--- begin Data extract ---
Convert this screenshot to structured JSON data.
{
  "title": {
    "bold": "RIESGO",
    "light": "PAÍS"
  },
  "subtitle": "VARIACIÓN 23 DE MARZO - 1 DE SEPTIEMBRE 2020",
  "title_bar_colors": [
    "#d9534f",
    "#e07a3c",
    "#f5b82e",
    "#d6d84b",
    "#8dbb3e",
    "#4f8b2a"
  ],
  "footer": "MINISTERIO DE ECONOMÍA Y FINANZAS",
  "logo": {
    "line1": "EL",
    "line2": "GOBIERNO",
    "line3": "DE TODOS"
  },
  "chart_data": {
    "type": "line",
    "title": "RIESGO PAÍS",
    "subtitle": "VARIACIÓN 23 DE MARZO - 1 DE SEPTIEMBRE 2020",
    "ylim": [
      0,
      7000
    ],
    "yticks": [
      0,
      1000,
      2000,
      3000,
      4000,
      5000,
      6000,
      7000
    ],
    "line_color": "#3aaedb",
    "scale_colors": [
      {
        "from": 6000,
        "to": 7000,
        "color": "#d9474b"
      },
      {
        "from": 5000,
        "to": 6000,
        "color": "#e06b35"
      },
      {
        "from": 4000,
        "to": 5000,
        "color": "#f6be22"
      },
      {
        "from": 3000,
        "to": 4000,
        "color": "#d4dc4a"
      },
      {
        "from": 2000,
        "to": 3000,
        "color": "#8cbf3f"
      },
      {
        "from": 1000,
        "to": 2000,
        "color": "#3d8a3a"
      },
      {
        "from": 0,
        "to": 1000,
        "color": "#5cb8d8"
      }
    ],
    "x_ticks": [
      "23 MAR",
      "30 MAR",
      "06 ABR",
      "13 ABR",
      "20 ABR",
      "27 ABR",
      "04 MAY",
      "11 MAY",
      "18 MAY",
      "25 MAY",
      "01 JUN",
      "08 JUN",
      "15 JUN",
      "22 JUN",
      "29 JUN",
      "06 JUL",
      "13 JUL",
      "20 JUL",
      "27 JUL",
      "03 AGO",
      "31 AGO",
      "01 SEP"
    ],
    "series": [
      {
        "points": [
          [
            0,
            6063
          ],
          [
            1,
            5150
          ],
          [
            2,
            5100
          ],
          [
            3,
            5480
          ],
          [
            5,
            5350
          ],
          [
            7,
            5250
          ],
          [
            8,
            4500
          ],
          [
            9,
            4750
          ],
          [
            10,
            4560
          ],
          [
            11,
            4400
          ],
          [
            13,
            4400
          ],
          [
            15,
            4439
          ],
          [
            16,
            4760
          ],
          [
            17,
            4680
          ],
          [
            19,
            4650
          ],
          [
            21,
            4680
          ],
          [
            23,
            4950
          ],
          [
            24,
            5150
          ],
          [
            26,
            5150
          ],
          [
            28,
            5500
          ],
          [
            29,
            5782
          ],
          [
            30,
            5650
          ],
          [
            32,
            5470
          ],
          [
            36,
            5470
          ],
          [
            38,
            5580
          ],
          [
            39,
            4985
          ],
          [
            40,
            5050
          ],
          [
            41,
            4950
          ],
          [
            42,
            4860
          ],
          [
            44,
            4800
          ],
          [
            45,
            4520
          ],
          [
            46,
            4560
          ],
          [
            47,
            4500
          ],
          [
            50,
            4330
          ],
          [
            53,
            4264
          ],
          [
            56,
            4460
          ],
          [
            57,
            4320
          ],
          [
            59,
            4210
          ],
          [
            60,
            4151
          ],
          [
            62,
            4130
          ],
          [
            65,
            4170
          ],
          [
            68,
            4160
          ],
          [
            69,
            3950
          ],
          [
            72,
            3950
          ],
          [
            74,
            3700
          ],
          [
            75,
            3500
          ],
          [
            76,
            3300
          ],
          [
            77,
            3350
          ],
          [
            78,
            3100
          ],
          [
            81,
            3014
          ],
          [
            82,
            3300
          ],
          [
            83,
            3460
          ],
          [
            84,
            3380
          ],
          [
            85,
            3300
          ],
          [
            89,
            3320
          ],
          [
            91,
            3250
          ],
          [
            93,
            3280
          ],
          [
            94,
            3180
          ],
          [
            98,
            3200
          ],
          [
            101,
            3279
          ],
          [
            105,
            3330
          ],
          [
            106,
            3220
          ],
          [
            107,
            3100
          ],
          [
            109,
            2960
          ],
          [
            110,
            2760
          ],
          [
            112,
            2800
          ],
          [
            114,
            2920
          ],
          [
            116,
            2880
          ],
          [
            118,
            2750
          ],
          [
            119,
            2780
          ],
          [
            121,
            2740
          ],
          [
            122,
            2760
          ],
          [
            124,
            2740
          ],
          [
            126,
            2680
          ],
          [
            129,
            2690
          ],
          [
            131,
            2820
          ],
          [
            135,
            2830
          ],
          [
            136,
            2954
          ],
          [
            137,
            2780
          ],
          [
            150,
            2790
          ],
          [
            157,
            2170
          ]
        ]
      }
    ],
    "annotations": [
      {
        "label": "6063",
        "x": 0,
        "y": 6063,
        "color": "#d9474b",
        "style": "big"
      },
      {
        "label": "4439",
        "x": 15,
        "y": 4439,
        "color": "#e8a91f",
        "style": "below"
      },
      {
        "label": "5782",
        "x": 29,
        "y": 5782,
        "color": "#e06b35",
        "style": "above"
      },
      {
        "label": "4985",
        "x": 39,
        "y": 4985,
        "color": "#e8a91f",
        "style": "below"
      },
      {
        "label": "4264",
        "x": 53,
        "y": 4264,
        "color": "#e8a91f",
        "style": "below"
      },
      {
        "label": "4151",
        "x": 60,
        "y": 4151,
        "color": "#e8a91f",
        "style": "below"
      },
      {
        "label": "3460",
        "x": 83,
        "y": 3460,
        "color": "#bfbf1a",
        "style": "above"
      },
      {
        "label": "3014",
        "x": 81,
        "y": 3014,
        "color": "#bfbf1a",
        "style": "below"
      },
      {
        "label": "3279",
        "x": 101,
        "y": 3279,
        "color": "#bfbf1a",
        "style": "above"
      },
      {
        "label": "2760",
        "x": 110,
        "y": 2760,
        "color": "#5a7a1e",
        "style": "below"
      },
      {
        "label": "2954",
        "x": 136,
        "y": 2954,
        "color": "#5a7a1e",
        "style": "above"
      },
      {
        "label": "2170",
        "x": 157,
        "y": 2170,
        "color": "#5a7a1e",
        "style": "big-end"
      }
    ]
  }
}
--- end Data extract ---
__Exercise goal__. Using the listing above, reproduce each line without omission.

__Response for this exercise__.
Convert this screenshot to structured JSON data.
{
  "title": {
    "bold": "RIESGO",
    "light": "PAÍS"
  },
  "subtitle": "VARIACIÓN 23 DE MARZO - 1 DE SEPTIEMBRE 2020",
  "title_bar_colors": [
    "#d9534f",
    "#e07a3c",
    "#f5b82e",
    "#d6d84b",
    "#8dbb3e",
    "#4f8b2a"
  ],
  "footer": "MINISTERIO DE ECONOMÍA Y FINANZAS",
  "logo": {
    "line1": "EL",
    "line2": "GOBIERNO",
    "line3": "DE TODOS"
  },
  "chart_data": {
    "type": "line",
    "title": "RIESGO PAÍS",
    "subtitle": "VARIACIÓN 23 DE MARZO - 1 DE SEPTIEMBRE 2020",
    "ylim": [
      0,
      7000
    ],
    "yticks": [
      0,
      1000,
      2000,
      3000,
      4000,
      5000,
      6000,
      7000
    ],
    "line_color": "#3aaedb",
    "scale_colors": [
      {
        "from": 6000,
        "to": 7000,
        "color": "#d9474b"
      },
      {
        "from": 5000,
        "to": 6000,
        "color": "#e06b35"
      },
      {
        "from": 4000,
        "to": 5000,
        "color": "#f6be22"
      },
      {
        "from": 3000,
        "to": 4000,
        "color": "#d4dc4a"
      },
      {
        "from": 2000,
        "to": 3000,
        "color": "#8cbf3f"
      },
      {
        "from": 1000,
        "to": 2000,
        "color": "#3d8a3a"
      },
      {
        "from": 0,
        "to": 1000,
        "color": "#5cb8d8"
      }
    ],
    "x_ticks": [
      "23 MAR",
      "30 MAR",
      "06 ABR",
      "13 ABR",
      "20 ABR",
      "27 ABR",
      "04 MAY",
      "11 MAY",
      "18 MAY",
      "25 MAY",
      "01 JUN",
      "08 JUN",
      "15 JUN",
      "22 JUN",
      "29 JUN",
      "06 JUL",
      "13 JUL",
      "20 JUL",
      "27 JUL",
      "03 AGO",
      "31 AGO",
      "01 SEP"
    ],
    "series": [
      {
        "points": [
          [
            0,
            6063
          ],
          [
            1,
            5150
          ],
          [
            2,
            5100
          ],
          [
            3,
            5480
          ],
          [
            5,
            5350
          ],
          [
            7,
            5250
          ],
          [
            8,
            4500
          ],
          [
            9,
            4750
          ],
          [
            10,
            4560
          ],
          [
            11,
            4400
          ],
          [
            13,
            4400
          ],
          [
            15,
            4439
          ],
          [
            16,
            4760
          ],
          [
            17,
            4680
          ],
          [
            19,
            4650
          ],
          [
            21,
            4680
          ],
          [
            23,
            4950
          ],
          [
            24,
            5150
          ],
          [
            26,
            5150
          ],
          [
            28,
            5500
          ],
          [
            29,
            5782
          ],
          [
            30,
            5650
          ],
          [
            32,
            5470
          ],
          [
            36,
            5470
          ],
          [
            38,
            5580
          ],
          [
            39,
            4985
          ],
          [
            40,
            5050
          ],
          [
            41,
            4950
          ],
          [
            42,
            4860
          ],
          [
            44,
            4800
          ],
          [
            45,
            4520
          ],
          [
            46,
            4560
          ],
          [
            47,
            4500
          ],
          [
            50,
            4330
          ],
          [
            53,
            4264
          ],
          [
            56,
            4460
          ],
          [
            57,
            4320
          ],
          [
            59,
            4210
          ],
          [
            60,
            4151
          ],
          [
            62,
            4130
          ],
          [
            65,
            4170
          ],
          [
            68,
            4160
          ],
          [
            69,
            3950
          ],
          [
            72,
            3950
          ],
          [
            74,
            3700
          ],
          [
            75,
            3500
          ],
          [
            76,
            3300
          ],
          [
            77,
            3350
          ],
          [
            78,
            3100
          ],
          [
            81,
            3014
          ],
          [
            82,
            3300
          ],
          [
            83,
            3460
          ],
          [
            84,
            3380
          ],
          [
            85,
            3300
          ],
          [
            89,
            3320
          ],
          [
            91,
            3250
          ],
          [
            93,
            3280
          ],
          [
            94,
            3180
          ],
          [
            98,
            3200
          ],
          [
            101,
            3279
          ],
          [
            105,
            3330
          ],
          [
            106,
            3220
          ],
          [
            107,
            3100
          ],
          [
            109,
            2960
          ],
          [
            110,
            2760
          ],
          [
            112,
            2800
          ],
          [
            114,
            2920
          ],
          [
            116,
            2880
          ],
          [
            118,
            2750
          ],
          [
            119,
            2780
          ],
          [
            121,
            2740
          ],
          [
            122,
            2760
          ],
          [
            124,
            2740
          ],
          [
            126,
            2680
          ],
          [
            129,
            2690
          ],
          [
            131,
            2820
          ],
          [
            135,
            2830
          ],
          [
            136,
            2954
          ],
          [
            137,
            2780
          ],
          [
            150,
            2790
          ],
          [
            157,
            2170
          ]
        ]
      }
    ],
    "annotations": [
      {
        "label": "6063",
        "x": 0,
        "y": 6063,
        "color": "#d9474b",
        "style": "big"
      },
      {
        "label": "4439",
        "x": 15,
        "y": 4439,
        "color": "#e8a91f",
        "style": "below"
      },
      {
        "label": "5782",
        "x": 29,
        "y": 5782,
        "color": "#e06b35",
        "style": "above"
      },
      {
        "label": "4985",
        "x": 39,
        "y": 4985,
        "color": "#e8a91f",
        "style": "below"
      },
      {
        "label": "4264",
        "x": 53,
        "y": 4264,
        "color": "#e8a91f",
        "style": "below"
      },
      {
        "label": "4151",
        "x": 60,
        "y": 4151,
        "color": "#e8a91f",
        "style": "below"
      },
      {
        "label": "3460",
        "x": 83,
        "y": 3460,
        "color": "#bfbf1a",
        "style": "above"
      },
      {
        "label": "3014",
        "x": 81,
        "y": 3014,
        "color": "#bfbf1a",
        "style": "below"
      },
      {
        "label": "3279",
        "x": 101,
        "y": 3279,
        "color": "#bfbf1a",
        "style": "above"
      },
      {
        "label": "2760",
        "x": 110,
        "y": 2760,
        "color": "#5a7a1e",
        "style": "below"
      },
      {
        "label": "2954",
        "x": 136,
        "y": 2954,
        "color": "#5a7a1e",
        "style": "above"
      },
      {
        "label": "2170",
        "x": 157,
        "y": 2170,
        "color": "#5a7a1e",
        "style": "big-end"
      }
    ]
  }
}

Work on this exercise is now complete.